**GIVEN EXERCISE**
Your task is to give the listing below back word for word, pictures excluded.

**DATA SHOWN**

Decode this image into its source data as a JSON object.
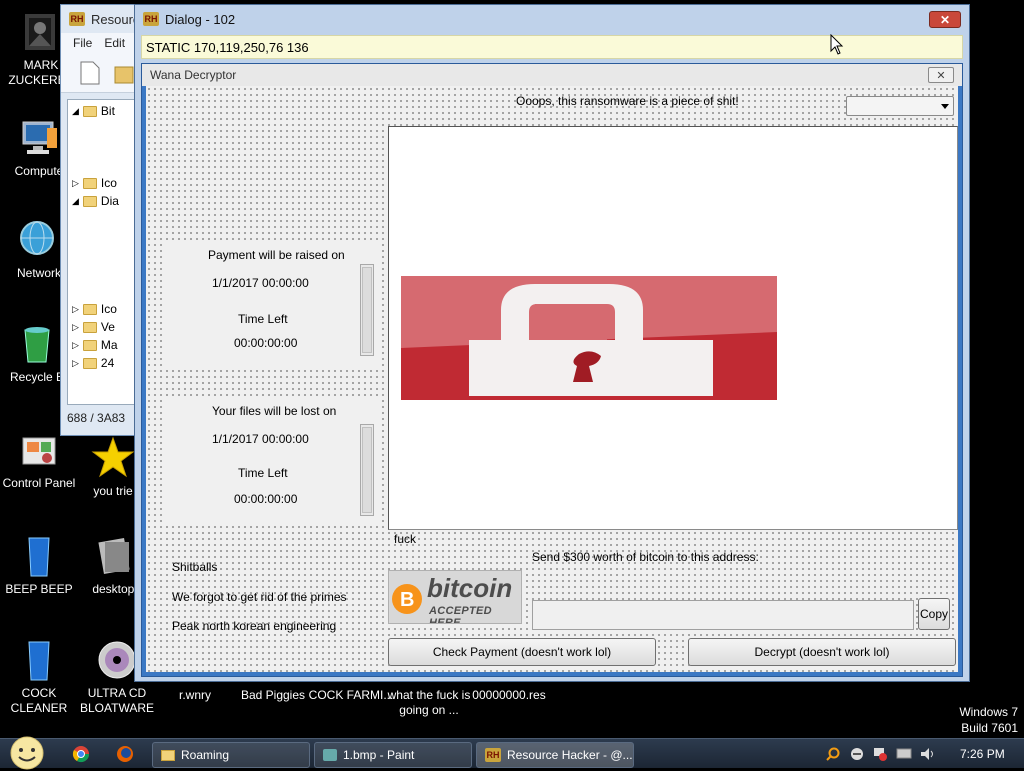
{
  "desktop": {
    "icons": [
      {
        "label": "MARK ZUCKERBE",
        "icon": "user-folder-icon"
      },
      {
        "label": "Compute",
        "icon": "computer-icon"
      },
      {
        "label": "Network",
        "icon": "network-icon"
      },
      {
        "label": "Recycle B",
        "icon": "recycle-bin-icon"
      },
      {
        "label": "Control Panel",
        "icon": "control-panel-icon"
      },
      {
        "label": "you trie",
        "icon": "star-icon"
      },
      {
        "label": "BEEP BEEP",
        "icon": "bin-blue-icon"
      },
      {
        "label": "desktop.",
        "icon": "file-icon"
      },
      {
        "label": "COCK CLEANER",
        "icon": "bin-blue-icon"
      },
      {
        "label": "ULTRA CD BLOATWARE",
        "icon": "cd-icon"
      },
      {
        "label": "r.wnry",
        "icon": "file-icon"
      },
      {
        "label": "Bad Piggies",
        "icon": "game-icon"
      },
      {
        "label": "COCK FARMI...",
        "icon": "file-icon"
      },
      {
        "label": "what the fuck is going on ...",
        "icon": "file-icon"
      },
      {
        "label": "00000000.res",
        "icon": "file-icon"
      }
    ],
    "winver": {
      "line1": "Windows 7",
      "line2": "Build 7601"
    }
  },
  "rh_window": {
    "title": "Resourc",
    "menu": [
      "File",
      "Edit"
    ],
    "tree": [
      "Bit",
      "Ico",
      "Dia",
      "Ico",
      "Ve",
      "Ma",
      "24"
    ],
    "status": "688 / 3A83"
  },
  "dialog": {
    "title": "Dialog - 102",
    "static_bar": "STATIC  170,119,250,76  136",
    "inner_title": "Wana Decryptor",
    "header_text": "Ooops, this ransomware is a piece of shit!",
    "combo_value": "",
    "payment": {
      "raised_label": "Payment will be raised on",
      "raised_date": "1/1/2017 00:00:00",
      "time_left_label": "Time Left",
      "time_left_value": "00:00:00:00"
    },
    "lost": {
      "lost_label": "Your files will be lost on",
      "lost_date": "1/1/2017 00:00:00",
      "time_left_label": "Time Left",
      "time_left_value": "00:00:00:00"
    },
    "side_texts": [
      "Shitballs",
      "We forgot to get rid of the primes",
      "Peak north korean engineering"
    ],
    "fuck_label": "fuck",
    "bitcoin_word": "bitcoin",
    "bitcoin_sub": "ACCEPTED HERE",
    "send_label": "Send $300 worth of bitcoin to this address:",
    "address_value": "",
    "copy_button": "Copy",
    "check_button": "Check Payment (doesn't work lol)",
    "decrypt_button": "Decrypt (doesn't work lol)"
  },
  "taskbar": {
    "tasks": [
      "Roaming",
      "1.bmp - Paint",
      "Resource Hacker - @..."
    ],
    "clock": "7:26 PM"
  },
  "colors": {
    "lock_red": "#c02a33",
    "bitcoin_orange": "#f7931a",
    "static_yellow": "#fafad8"
  }
}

**EXPECTED OUTPUT**
Decode this image into its source data as a JSON object.
{
  "desktop": {
    "icons": [
      {
        "label": "MARK ZUCKERBE",
        "icon": "user-folder-icon"
      },
      {
        "label": "Compute",
        "icon": "computer-icon"
      },
      {
        "label": "Network",
        "icon": "network-icon"
      },
      {
        "label": "Recycle B",
        "icon": "recycle-bin-icon"
      },
      {
        "label": "Control Panel",
        "icon": "control-panel-icon"
      },
      {
        "label": "you trie",
        "icon": "star-icon"
      },
      {
        "label": "BEEP BEEP",
        "icon": "bin-blue-icon"
      },
      {
        "label": "desktop.",
        "icon": "file-icon"
      },
      {
        "label": "COCK CLEANER",
        "icon": "bin-blue-icon"
      },
      {
        "label": "ULTRA CD BLOATWARE",
        "icon": "cd-icon"
      },
      {
        "label": "r.wnry",
        "icon": "file-icon"
      },
      {
        "label": "Bad Piggies",
        "icon": "game-icon"
      },
      {
        "label": "COCK FARMI...",
        "icon": "file-icon"
      },
      {
        "label": "what the fuck is going on ...",
        "icon": "file-icon"
      },
      {
        "label": "00000000.res",
        "icon": "file-icon"
      }
    ],
    "winver": {
      "line1": "Windows 7",
      "line2": "Build 7601"
    }
  },
  "rh_window": {
    "title": "Resourc",
    "menu": [
      "File",
      "Edit"
    ],
    "tree": [
      "Bit",
      "Ico",
      "Dia",
      "Ico",
      "Ve",
      "Ma",
      "24"
    ],
    "status": "688 / 3A83"
  },
  "dialog": {
    "title": "Dialog - 102",
    "static_bar": "STATIC  170,119,250,76  136",
    "inner_title": "Wana Decryptor",
    "header_text": "Ooops, this ransomware is a piece of shit!",
    "combo_value": "",
    "payment": {
      "raised_label": "Payment will be raised on",
      "raised_date": "1/1/2017 00:00:00",
      "time_left_label": "Time Left",
      "time_left_value": "00:00:00:00"
    },
    "lost": {
      "lost_label": "Your files will be lost on",
      "lost_date": "1/1/2017 00:00:00",
      "time_left_label": "Time Left",
      "time_left_value": "00:00:00:00"
    },
    "side_texts": [
      "Shitballs",
      "We forgot to get rid of the primes",
      "Peak north korean engineering"
    ],
    "fuck_label": "fuck",
    "bitcoin_word": "bitcoin",
    "bitcoin_sub": "ACCEPTED HERE",
    "send_label": "Send $300 worth of bitcoin to this address:",
    "address_value": "",
    "copy_button": "Copy",
    "check_button": "Check Payment (doesn't work lol)",
    "decrypt_button": "Decrypt (doesn't work lol)"
  },
  "taskbar": {
    "tasks": [
      "Roaming",
      "1.bmp - Paint",
      "Resource Hacker - @..."
    ],
    "clock": "7:26 PM"
  },
  "colors": {
    "lock_red": "#c02a33",
    "bitcoin_orange": "#f7931a",
    "static_yellow": "#fafad8"
  }
}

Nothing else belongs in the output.